_AIM OF THE TASK:_ Could you extract every entry below and reproduce it exactly?

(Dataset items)
— START —

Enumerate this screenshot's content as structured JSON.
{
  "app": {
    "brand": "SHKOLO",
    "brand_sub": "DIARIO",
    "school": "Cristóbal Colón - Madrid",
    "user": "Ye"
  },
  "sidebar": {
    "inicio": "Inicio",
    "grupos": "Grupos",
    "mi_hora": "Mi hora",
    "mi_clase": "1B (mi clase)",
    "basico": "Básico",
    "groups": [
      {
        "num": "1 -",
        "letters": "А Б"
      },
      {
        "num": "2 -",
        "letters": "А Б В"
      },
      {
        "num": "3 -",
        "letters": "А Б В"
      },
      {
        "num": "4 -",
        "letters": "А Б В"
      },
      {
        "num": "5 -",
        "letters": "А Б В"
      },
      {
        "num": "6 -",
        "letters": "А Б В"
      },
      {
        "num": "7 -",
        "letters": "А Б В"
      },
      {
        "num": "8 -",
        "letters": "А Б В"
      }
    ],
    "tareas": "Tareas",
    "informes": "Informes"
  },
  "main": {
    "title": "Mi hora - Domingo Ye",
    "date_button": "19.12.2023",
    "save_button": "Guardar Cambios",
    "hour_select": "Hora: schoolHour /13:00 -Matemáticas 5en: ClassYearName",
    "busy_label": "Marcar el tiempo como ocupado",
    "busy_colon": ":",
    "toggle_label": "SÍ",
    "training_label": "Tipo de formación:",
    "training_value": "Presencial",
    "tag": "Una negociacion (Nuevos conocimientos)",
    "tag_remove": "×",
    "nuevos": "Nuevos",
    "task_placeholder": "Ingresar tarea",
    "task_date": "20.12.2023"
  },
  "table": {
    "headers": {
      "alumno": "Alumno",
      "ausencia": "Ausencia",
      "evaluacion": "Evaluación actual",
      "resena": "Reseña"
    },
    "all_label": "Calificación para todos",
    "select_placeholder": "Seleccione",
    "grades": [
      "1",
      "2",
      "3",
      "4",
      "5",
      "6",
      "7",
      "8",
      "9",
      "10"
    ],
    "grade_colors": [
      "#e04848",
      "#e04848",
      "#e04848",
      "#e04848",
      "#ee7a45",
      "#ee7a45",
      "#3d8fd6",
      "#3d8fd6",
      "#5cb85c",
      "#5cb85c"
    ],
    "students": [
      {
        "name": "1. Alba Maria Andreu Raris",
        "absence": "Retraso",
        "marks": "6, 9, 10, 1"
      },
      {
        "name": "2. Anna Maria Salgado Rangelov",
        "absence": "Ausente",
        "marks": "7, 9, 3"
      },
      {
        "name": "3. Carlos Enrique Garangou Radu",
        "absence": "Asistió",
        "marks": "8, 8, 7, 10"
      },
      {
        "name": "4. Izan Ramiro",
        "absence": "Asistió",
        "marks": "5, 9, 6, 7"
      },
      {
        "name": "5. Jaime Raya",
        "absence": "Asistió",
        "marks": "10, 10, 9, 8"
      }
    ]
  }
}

— END —

_SOLUTION FOR THIS TASK:_
Enumerate this screenshot's content as structured JSON.
{
  "app": {
    "brand": "SHKOLO",
    "brand_sub": "DIARIO",
    "school": "Cristóbal Colón - Madrid",
    "user": "Ye"
  },
  "sidebar": {
    "inicio": "Inicio",
    "grupos": "Grupos",
    "mi_hora": "Mi hora",
    "mi_clase": "1B (mi clase)",
    "basico": "Básico",
    "groups": [
      {
        "num": "1 -",
        "letters": "А Б"
      },
      {
        "num": "2 -",
        "letters": "А Б В"
      },
      {
        "num": "3 -",
        "letters": "А Б В"
      },
      {
        "num": "4 -",
        "letters": "А Б В"
      },
      {
        "num": "5 -",
        "letters": "А Б В"
      },
      {
        "num": "6 -",
        "letters": "А Б В"
      },
      {
        "num": "7 -",
        "letters": "А Б В"
      },
      {
        "num": "8 -",
        "letters": "А Б В"
      }
    ],
    "tareas": "Tareas",
    "informes": "Informes"
  },
  "main": {
    "title": "Mi hora - Domingo Ye",
    "date_button": "19.12.2023",
    "save_button": "Guardar Cambios",
    "hour_select": "Hora: schoolHour /13:00 -Matemáticas 5en: ClassYearName",
    "busy_label": "Marcar el tiempo como ocupado",
    "busy_colon": ":",
    "toggle_label": "SÍ",
    "training_label": "Tipo de formación:",
    "training_value": "Presencial",
    "tag": "Una negociacion (Nuevos conocimientos)",
    "tag_remove": "×",
    "nuevos": "Nuevos",
    "task_placeholder": "Ingresar tarea",
    "task_date": "20.12.2023"
  },
  "table": {
    "headers": {
      "alumno": "Alumno",
      "ausencia": "Ausencia",
      "evaluacion": "Evaluación actual",
      "resena": "Reseña"
    },
    "all_label": "Calificación para todos",
    "select_placeholder": "Seleccione",
    "grades": [
      "1",
      "2",
      "3",
      "4",
      "5",
      "6",
      "7",
      "8",
      "9",
      "10"
    ],
    "grade_colors": [
      "#e04848",
      "#e04848",
      "#e04848",
      "#e04848",
      "#ee7a45",
      "#ee7a45",
      "#3d8fd6",
      "#3d8fd6",
      "#5cb85c",
      "#5cb85c"
    ],
    "students": [
      {
        "name": "1. Alba Maria Andreu Raris",
        "absence": "Retraso",
        "marks": "6, 9, 10, 1"
      },
      {
        "name": "2. Anna Maria Salgado Rangelov",
        "absence": "Ausente",
        "marks": "7, 9, 3"
      },
      {
        "name": "3. Carlos Enrique Garangou Radu",
        "absence": "Asistió",
        "marks": "8, 8, 7, 10"
      },
      {
        "name": "4. Izan Ramiro",
        "absence": "Asistió",
        "marks": "5, 9, 6, 7"
      },
      {
        "name": "5. Jaime Raya",
        "absence": "Asistió",
        "marks": "10, 10, 9, 8"
      }
    ]
  }
}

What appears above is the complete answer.